- **WHAT THIS TASK INVOLVES**
Make an exact copy of the entries below.

- **MATERIAL SHOWN**
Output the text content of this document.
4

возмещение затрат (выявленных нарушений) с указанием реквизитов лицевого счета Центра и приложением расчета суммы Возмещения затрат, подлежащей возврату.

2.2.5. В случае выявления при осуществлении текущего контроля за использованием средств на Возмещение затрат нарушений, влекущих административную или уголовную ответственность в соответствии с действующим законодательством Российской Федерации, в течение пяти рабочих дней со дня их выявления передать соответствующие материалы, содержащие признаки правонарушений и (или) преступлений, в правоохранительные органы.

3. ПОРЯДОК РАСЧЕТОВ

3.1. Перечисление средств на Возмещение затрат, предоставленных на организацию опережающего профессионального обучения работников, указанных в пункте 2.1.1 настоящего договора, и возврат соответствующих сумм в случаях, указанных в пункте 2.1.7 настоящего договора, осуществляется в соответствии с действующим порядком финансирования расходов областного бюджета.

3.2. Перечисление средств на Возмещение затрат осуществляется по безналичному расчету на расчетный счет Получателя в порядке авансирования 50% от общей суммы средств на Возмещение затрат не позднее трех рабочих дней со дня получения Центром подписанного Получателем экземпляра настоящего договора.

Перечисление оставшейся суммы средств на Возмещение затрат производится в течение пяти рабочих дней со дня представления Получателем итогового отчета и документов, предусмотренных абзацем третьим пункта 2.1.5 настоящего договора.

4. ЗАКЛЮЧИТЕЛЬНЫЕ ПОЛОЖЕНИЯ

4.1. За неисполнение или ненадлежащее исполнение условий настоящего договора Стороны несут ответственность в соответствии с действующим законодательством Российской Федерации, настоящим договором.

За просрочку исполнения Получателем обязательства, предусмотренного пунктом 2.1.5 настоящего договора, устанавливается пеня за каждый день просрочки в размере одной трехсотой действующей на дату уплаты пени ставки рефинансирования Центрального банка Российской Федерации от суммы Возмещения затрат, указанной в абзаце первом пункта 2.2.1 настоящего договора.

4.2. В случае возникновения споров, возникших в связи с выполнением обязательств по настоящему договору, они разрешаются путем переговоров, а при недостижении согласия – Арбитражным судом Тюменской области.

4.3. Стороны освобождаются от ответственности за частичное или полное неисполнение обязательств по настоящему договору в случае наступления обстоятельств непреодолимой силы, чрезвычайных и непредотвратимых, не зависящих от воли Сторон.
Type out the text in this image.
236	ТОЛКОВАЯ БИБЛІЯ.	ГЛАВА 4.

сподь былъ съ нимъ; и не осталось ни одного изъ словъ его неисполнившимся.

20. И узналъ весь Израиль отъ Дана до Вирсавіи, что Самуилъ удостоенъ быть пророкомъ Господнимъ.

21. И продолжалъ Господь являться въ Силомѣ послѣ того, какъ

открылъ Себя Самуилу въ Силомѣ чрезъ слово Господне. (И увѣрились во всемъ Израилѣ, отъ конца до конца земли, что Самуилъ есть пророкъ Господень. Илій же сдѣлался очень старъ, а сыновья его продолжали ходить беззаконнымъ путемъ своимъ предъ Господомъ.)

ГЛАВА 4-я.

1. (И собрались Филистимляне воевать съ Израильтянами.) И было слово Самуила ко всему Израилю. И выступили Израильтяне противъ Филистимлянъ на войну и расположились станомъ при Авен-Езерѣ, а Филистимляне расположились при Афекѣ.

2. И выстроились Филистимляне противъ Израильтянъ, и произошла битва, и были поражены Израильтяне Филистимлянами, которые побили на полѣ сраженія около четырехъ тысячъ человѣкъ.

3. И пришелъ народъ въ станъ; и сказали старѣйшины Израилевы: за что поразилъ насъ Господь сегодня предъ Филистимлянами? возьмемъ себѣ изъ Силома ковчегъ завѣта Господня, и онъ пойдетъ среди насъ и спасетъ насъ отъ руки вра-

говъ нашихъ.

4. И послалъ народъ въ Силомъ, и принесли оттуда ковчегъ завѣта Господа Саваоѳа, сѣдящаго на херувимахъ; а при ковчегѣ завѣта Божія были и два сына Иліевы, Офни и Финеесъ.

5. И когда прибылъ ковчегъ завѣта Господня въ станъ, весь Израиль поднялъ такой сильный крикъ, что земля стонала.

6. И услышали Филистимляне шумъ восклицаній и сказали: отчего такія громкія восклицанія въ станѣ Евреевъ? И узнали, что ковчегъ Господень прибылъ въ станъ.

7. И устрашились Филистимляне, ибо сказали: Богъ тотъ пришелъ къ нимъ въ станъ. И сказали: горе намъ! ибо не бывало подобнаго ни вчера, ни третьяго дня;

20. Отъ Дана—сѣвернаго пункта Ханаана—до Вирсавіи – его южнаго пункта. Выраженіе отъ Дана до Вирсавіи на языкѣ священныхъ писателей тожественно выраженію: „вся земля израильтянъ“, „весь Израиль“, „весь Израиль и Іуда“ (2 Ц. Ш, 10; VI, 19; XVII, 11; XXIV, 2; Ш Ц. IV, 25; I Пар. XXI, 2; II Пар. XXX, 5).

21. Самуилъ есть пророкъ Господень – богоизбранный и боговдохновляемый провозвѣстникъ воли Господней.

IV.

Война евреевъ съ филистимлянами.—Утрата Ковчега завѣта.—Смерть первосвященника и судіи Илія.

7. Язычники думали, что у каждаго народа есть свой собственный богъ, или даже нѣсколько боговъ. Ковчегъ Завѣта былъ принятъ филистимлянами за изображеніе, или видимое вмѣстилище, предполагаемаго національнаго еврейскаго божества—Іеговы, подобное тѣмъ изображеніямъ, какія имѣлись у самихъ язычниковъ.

- **ANSWER IN FULL**
Output the text content of this document.
4

возмещение затрат (выявленных нарушений) с указанием реквизитов лицевого счета Центра и приложением расчета суммы Возмещения затрат, подлежащей возврату.

2.2.5. В случае выявления при осуществлении текущего контроля за использованием средств на Возмещение затрат нарушений, влекущих административную или уголовную ответственность в соответствии с действующим законодательством Российской Федерации, в течение пяти рабочих дней со дня их выявления передать соответствующие материалы, содержащие признаки правонарушений и (или) преступлений, в правоохранительные органы.

3. ПОРЯДОК РАСЧЕТОВ

3.1. Перечисление средств на Возмещение затрат, предоставленных на организацию опережающего профессионального обучения работников, указанных в пункте 2.1.1 настоящего договора, и возврат соответствующих сумм в случаях, указанных в пункте 2.1.7 настоящего договора, осуществляется в соответствии с действующим порядком финансирования расходов областного бюджета.

3.2. Перечисление средств на Возмещение затрат осуществляется по безналичному расчету на расчетный счет Получателя в порядке авансирования 50% от общей суммы средств на Возмещение затрат не позднее трех рабочих дней со дня получения Центром подписанного Получателем экземпляра настоящего договора.

Перечисление оставшейся суммы средств на Возмещение затрат производится в течение пяти рабочих дней со дня представления Получателем итогового отчета и документов, предусмотренных абзацем третьим пункта 2.1.5 настоящего договора.

4. ЗАКЛЮЧИТЕЛЬНЫЕ ПОЛОЖЕНИЯ

4.1. За неисполнение или ненадлежащее исполнение условий настоящего договора Стороны несут ответственность в соответствии с действующим законодательством Российской Федерации, настоящим договором.

За просрочку исполнения Получателем обязательства, предусмотренного пунктом 2.1.5 настоящего договора, устанавливается пеня за каждый день просрочки в размере одной трехсотой действующей на дату уплаты пени ставки рефинансирования Центрального банка Российской Федерации от суммы Возмещения затрат, указанной в абзаце первом пункта 2.2.1 настоящего договора.

4.2. В случае возникновения споров, возникших в связи с выполнением обязательств по настоящему договору, они разрешаются путем переговоров, а при недостижении согласия – Арбитражным судом Тюменской области.

4.3. Стороны освобождаются от ответственности за частичное или полное неисполнение обязательств по настоящему договору в случае наступления обстоятельств непреодолимой силы, чрезвычайных и непредотвратимых, не зависящих от воли Сторон.
Type out the text in this image.
236	ТОЛКОВАЯ БИБЛІЯ.	ГЛАВА 4.

сподь былъ съ нимъ; и не осталось ни одного изъ словъ его неисполнившимся.

20. И узналъ весь Израиль отъ Дана до Вирсавіи, что Самуилъ удостоенъ быть пророкомъ Господнимъ.

21. И продолжалъ Господь являться въ Силомѣ послѣ того, какъ

открылъ Себя Самуилу въ Силомѣ чрезъ слово Господне. (И увѣрились во всемъ Израилѣ, отъ конца до конца земли, что Самуилъ есть пророкъ Господень. Илій же сдѣлался очень старъ, а сыновья его продолжали ходить беззаконнымъ путемъ своимъ предъ Господомъ.)

ГЛАВА 4-я.

1. (И собрались Филистимляне воевать съ Израильтянами.) И было слово Самуила ко всему Израилю. И выступили Израильтяне противъ Филистимлянъ на войну и расположились станомъ при Авен-Езерѣ, а Филистимляне расположились при Афекѣ.

2. И выстроились Филистимляне противъ Израильтянъ, и произошла битва, и были поражены Израильтяне Филистимлянами, которые побили на полѣ сраженія около четырехъ тысячъ человѣкъ.

3. И пришелъ народъ въ станъ; и сказали старѣйшины Израилевы: за что поразилъ насъ Господь сегодня предъ Филистимлянами? возьмемъ себѣ изъ Силома ковчегъ завѣта Господня, и онъ пойдетъ среди насъ и спасетъ насъ отъ руки вра-

говъ нашихъ.

4. И послалъ народъ въ Силомъ, и принесли оттуда ковчегъ завѣта Господа Саваоѳа, сѣдящаго на херувимахъ; а при ковчегѣ завѣта Божія были и два сына Иліевы, Офни и Финеесъ.

5. И когда прибылъ ковчегъ завѣта Господня въ станъ, весь Израиль поднялъ такой сильный крикъ, что земля стонала.

6. И услышали Филистимляне шумъ восклицаній и сказали: отчего такія громкія восклицанія въ станѣ Евреевъ? И узнали, что ковчегъ Господень прибылъ въ станъ.

7. И устрашились Филистимляне, ибо сказали: Богъ тотъ пришелъ къ нимъ въ станъ. И сказали: горе намъ! ибо не бывало подобнаго ни вчера, ни третьяго дня;

20. Отъ Дана—сѣвернаго пункта Ханаана—до Вирсавіи – его южнаго пункта. Выраженіе отъ Дана до Вирсавіи на языкѣ священныхъ писателей тожественно выраженію: „вся земля израильтянъ“, „весь Израиль“, „весь Израиль и Іуда“ (2 Ц. Ш, 10; VI, 19; XVII, 11; XXIV, 2; Ш Ц. IV, 25; I Пар. XXI, 2; II Пар. XXX, 5).

21. Самуилъ есть пророкъ Господень – богоизбранный и боговдохновляемый провозвѣстникъ воли Господней.

IV.

Война евреевъ съ филистимлянами.—Утрата Ковчега завѣта.—Смерть первосвященника и судіи Илія.

7. Язычники думали, что у каждаго народа есть свой собственный богъ, или даже нѣсколько боговъ. Ковчегъ Завѣта былъ принятъ филистимлянами за изображеніе, или видимое вмѣстилище, предполагаемаго національнаго еврейскаго божества—Іеговы, подобное тѣмъ изображеніямъ, какія имѣлись у самихъ язычниковъ.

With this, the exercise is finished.